▶ GIVEN DATA
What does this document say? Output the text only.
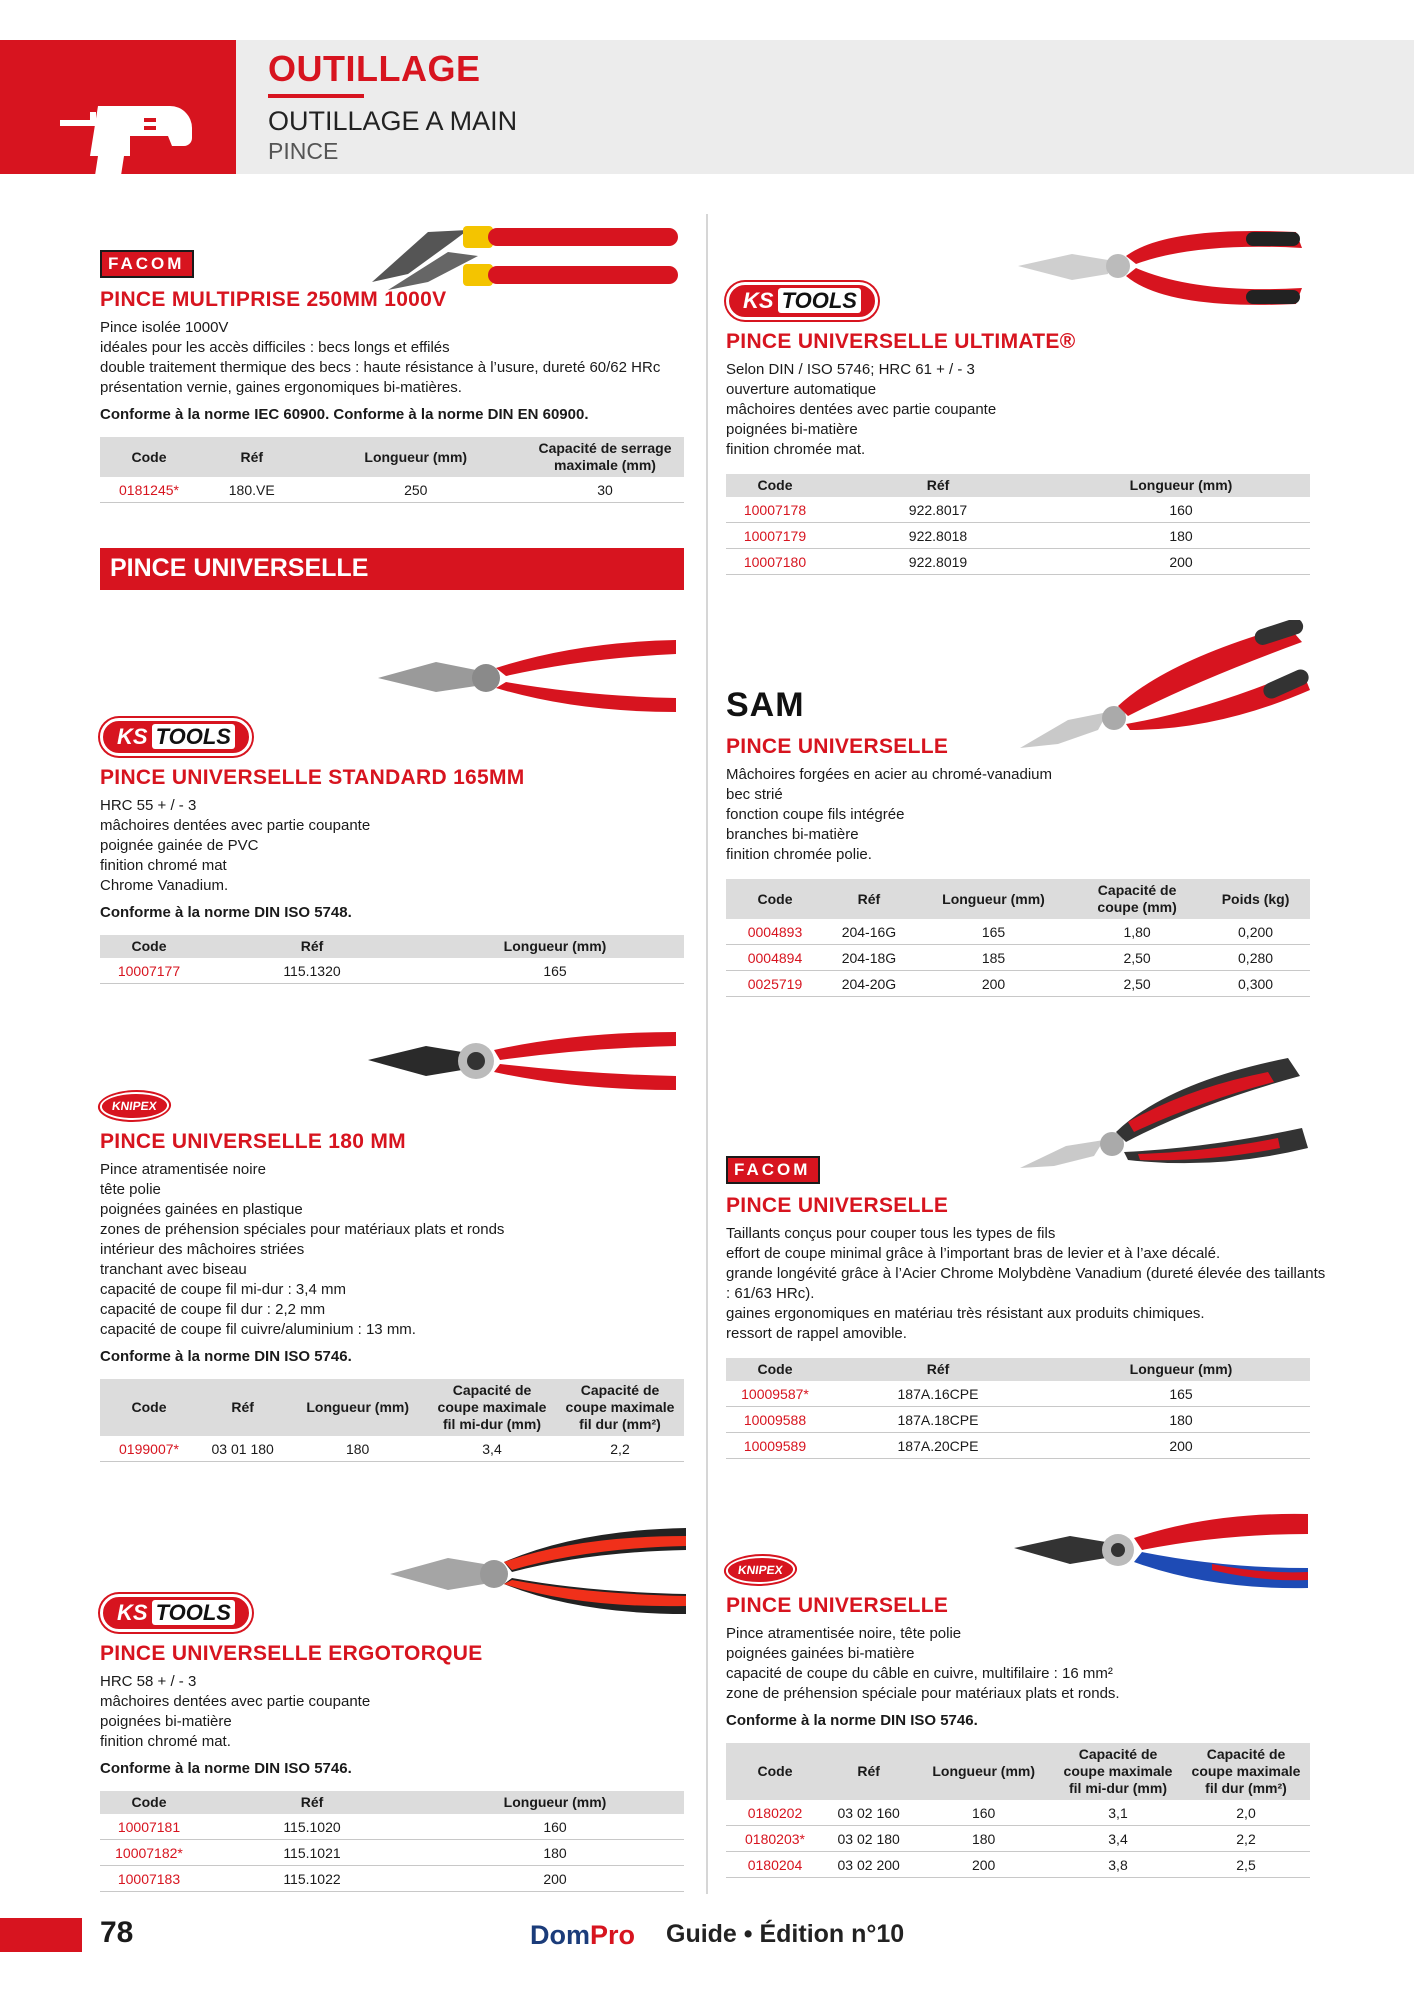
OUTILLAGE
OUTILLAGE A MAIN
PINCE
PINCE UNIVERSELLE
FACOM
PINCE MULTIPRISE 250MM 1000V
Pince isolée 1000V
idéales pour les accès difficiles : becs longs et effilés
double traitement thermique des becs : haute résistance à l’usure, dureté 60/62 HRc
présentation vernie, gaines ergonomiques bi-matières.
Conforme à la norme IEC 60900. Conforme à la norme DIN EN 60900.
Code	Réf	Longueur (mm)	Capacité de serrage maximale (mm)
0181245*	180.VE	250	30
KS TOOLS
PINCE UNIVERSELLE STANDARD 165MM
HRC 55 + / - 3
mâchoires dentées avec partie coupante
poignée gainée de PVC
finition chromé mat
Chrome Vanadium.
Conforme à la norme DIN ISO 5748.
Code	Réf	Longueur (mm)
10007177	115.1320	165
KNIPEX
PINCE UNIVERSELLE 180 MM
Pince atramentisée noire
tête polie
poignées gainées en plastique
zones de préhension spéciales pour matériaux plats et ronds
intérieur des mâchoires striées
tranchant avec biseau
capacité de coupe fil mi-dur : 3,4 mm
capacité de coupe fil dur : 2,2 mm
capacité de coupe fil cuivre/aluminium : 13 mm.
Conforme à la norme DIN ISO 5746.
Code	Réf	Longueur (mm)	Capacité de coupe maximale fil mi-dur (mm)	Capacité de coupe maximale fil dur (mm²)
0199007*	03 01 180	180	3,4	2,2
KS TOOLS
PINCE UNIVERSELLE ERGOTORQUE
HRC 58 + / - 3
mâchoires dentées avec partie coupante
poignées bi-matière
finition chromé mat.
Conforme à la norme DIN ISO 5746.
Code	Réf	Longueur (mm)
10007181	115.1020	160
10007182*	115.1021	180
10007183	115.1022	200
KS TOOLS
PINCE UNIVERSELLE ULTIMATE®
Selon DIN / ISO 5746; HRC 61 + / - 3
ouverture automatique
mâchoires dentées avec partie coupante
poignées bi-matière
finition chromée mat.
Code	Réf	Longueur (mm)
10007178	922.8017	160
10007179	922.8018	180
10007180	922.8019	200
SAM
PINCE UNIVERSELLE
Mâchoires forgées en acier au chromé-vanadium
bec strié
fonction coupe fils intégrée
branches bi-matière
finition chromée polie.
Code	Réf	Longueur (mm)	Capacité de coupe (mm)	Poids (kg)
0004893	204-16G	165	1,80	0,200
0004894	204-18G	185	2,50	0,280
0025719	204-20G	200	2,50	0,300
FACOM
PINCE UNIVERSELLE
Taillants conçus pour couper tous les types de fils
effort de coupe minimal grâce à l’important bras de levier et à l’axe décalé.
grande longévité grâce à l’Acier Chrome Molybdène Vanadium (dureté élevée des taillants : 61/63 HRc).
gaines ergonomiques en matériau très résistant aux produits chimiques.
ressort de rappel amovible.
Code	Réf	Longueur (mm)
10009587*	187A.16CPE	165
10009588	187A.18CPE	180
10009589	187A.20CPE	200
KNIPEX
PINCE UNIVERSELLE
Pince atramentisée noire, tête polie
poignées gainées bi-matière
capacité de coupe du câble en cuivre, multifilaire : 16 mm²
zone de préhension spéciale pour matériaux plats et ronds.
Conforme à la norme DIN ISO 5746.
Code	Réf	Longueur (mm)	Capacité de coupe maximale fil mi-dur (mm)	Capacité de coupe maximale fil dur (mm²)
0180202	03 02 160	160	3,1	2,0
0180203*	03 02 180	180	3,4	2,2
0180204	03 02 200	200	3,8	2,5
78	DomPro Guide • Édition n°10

--

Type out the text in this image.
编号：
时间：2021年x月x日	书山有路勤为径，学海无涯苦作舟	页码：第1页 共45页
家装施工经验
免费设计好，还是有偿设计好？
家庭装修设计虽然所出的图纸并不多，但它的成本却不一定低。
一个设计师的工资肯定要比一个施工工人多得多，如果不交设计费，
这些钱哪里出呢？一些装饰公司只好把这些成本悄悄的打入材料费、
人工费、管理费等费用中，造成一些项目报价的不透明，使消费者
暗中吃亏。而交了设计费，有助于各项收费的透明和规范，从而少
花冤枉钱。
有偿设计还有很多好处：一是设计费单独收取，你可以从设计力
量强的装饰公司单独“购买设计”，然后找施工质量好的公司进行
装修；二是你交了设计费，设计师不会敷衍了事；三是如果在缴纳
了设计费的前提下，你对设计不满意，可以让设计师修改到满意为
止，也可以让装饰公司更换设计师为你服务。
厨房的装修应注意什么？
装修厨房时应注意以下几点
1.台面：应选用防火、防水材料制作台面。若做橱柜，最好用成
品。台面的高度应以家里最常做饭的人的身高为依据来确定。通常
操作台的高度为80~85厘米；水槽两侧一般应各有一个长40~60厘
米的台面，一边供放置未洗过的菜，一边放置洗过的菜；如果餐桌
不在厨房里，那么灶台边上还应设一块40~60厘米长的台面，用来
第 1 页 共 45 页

==

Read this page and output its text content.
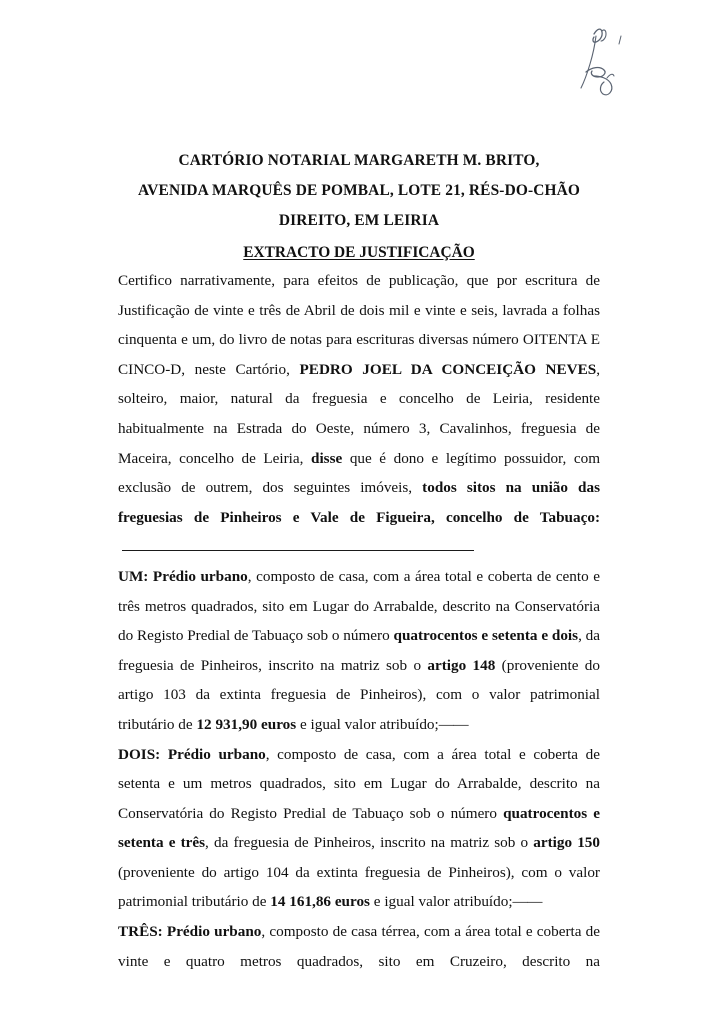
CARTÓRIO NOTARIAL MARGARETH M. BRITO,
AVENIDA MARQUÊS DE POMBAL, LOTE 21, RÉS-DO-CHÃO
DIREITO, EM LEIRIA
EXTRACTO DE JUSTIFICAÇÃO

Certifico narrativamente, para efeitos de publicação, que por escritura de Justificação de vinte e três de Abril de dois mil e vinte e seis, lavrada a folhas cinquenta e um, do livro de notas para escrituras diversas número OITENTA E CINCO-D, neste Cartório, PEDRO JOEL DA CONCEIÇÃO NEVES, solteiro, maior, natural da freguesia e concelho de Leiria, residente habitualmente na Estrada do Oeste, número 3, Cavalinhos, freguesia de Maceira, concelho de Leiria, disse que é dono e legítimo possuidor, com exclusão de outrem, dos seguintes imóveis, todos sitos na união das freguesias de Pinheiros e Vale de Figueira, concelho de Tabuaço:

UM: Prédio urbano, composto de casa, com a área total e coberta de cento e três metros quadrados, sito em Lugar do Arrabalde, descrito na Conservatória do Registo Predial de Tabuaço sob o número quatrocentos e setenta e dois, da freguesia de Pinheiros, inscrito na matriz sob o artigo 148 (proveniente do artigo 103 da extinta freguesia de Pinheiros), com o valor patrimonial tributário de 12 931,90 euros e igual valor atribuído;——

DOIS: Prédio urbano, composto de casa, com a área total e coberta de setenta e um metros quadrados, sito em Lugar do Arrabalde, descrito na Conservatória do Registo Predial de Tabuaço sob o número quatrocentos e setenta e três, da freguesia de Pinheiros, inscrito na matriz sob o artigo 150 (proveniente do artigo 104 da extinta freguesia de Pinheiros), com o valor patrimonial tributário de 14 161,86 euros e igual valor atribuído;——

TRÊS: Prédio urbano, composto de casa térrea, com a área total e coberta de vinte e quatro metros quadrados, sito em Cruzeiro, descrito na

▶ TASK TO COMPLETE
From the listing, copy every line where the string "tributário" appears.

▶ FINISHED EXERCISE
UM: Prédio urbano, composto de casa, com a área total e coberta de cento e três metros quadrados, sito em Lugar do Arrabalde, descrito na Conservatória do Registo Predial de Tabuaço sob o número quatrocentos e setenta e dois, da freguesia de Pinheiros, inscrito na matriz sob o artigo 148 (proveniente do artigo 103 da extinta freguesia de Pinheiros), com o valor patrimonial tributário de 12 931,90 euros e igual valor atribuído;——
DOIS: Prédio urbano, composto de casa, com a área total e coberta de setenta e um metros quadrados, sito em Lugar do Arrabalde, descrito na Conservatória do Registo Predial de Tabuaço sob o número quatrocentos e setenta e três, da freguesia de Pinheiros, inscrito na matriz sob o artigo 150 (proveniente do artigo 104 da extinta freguesia de Pinheiros), com o valor patrimonial tributário de 14 161,86 euros e igual valor atribuído;——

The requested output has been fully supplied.